- **JOB**: In this exercise, return the whole listing exactly, excluding any images.

=== SUPPLIED ENTRIES ===

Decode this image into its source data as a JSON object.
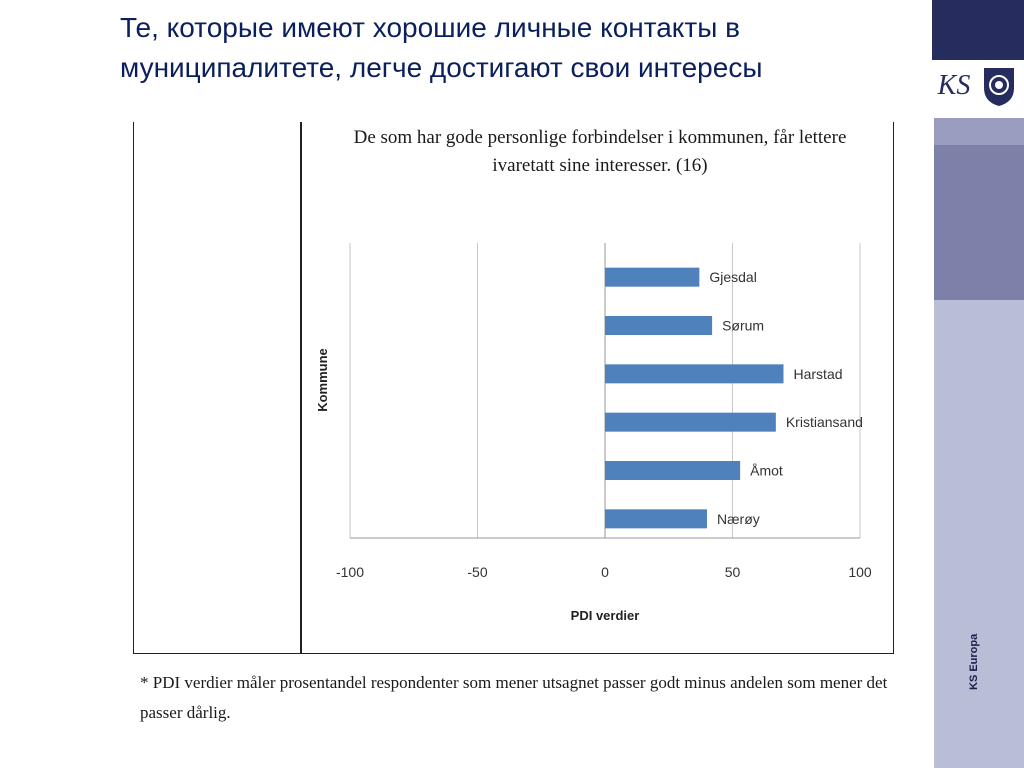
{
  "slide": {
    "title": "Те, которые имеют хорошие личные контакты в муниципалитете, легче достигают свои интересы",
    "side_caption": "KS Europa",
    "logo_text": "KS",
    "footnote": "* PDI verdier måler prosentandel respondenter som mener utsagnet passer godt minus andelen som mener det passer dårlig.",
    "colors": {
      "navy": "#262d5e",
      "mid": "#7d80a9",
      "light": "#babdd6",
      "title": "#0a1f5c",
      "bar": "#4f81bd"
    }
  },
  "chart_data": {
    "type": "bar",
    "orientation": "horizontal",
    "title": "De som har gode personlige forbindelser i kommunen, får lettere ivaretatt sine interesser. (16)",
    "xlabel": "PDI verdier",
    "ylabel": "Kommune",
    "categories": [
      "Gjesdal",
      "Sørum",
      "Harstad",
      "Kristiansand",
      "Åmot",
      "Nærøy"
    ],
    "values": [
      37,
      42,
      70,
      67,
      53,
      40
    ],
    "xlim": [
      -100,
      100
    ],
    "xticks": [
      -100,
      -50,
      0,
      50,
      100
    ],
    "xtick_labels": [
      "-100",
      "-50",
      "0",
      "50",
      "100"
    ],
    "grid": "vertical",
    "legend": "none"
  }
}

===

- **TASK RESULT**:
Decode this image into its source data as a JSON object.
{
  "slide": {
    "title": "Те, которые имеют хорошие личные контакты в муниципалитете, легче достигают свои интересы",
    "side_caption": "KS Europa",
    "logo_text": "KS",
    "footnote": "* PDI verdier måler prosentandel respondenter som mener utsagnet passer godt minus andelen som mener det passer dårlig.",
    "colors": {
      "navy": "#262d5e",
      "mid": "#7d80a9",
      "light": "#babdd6",
      "title": "#0a1f5c",
      "bar": "#4f81bd"
    }
  },
  "chart_data": {
    "type": "bar",
    "orientation": "horizontal",
    "title": "De som har gode personlige forbindelser i kommunen, får lettere ivaretatt sine interesser. (16)",
    "xlabel": "PDI verdier",
    "ylabel": "Kommune",
    "categories": [
      "Gjesdal",
      "Sørum",
      "Harstad",
      "Kristiansand",
      "Åmot",
      "Nærøy"
    ],
    "values": [
      37,
      42,
      70,
      67,
      53,
      40
    ],
    "xlim": [
      -100,
      100
    ],
    "xticks": [
      -100,
      -50,
      0,
      50,
      100
    ],
    "xtick_labels": [
      "-100",
      "-50",
      "0",
      "50",
      "100"
    ],
    "grid": "vertical",
    "legend": "none"
  }
}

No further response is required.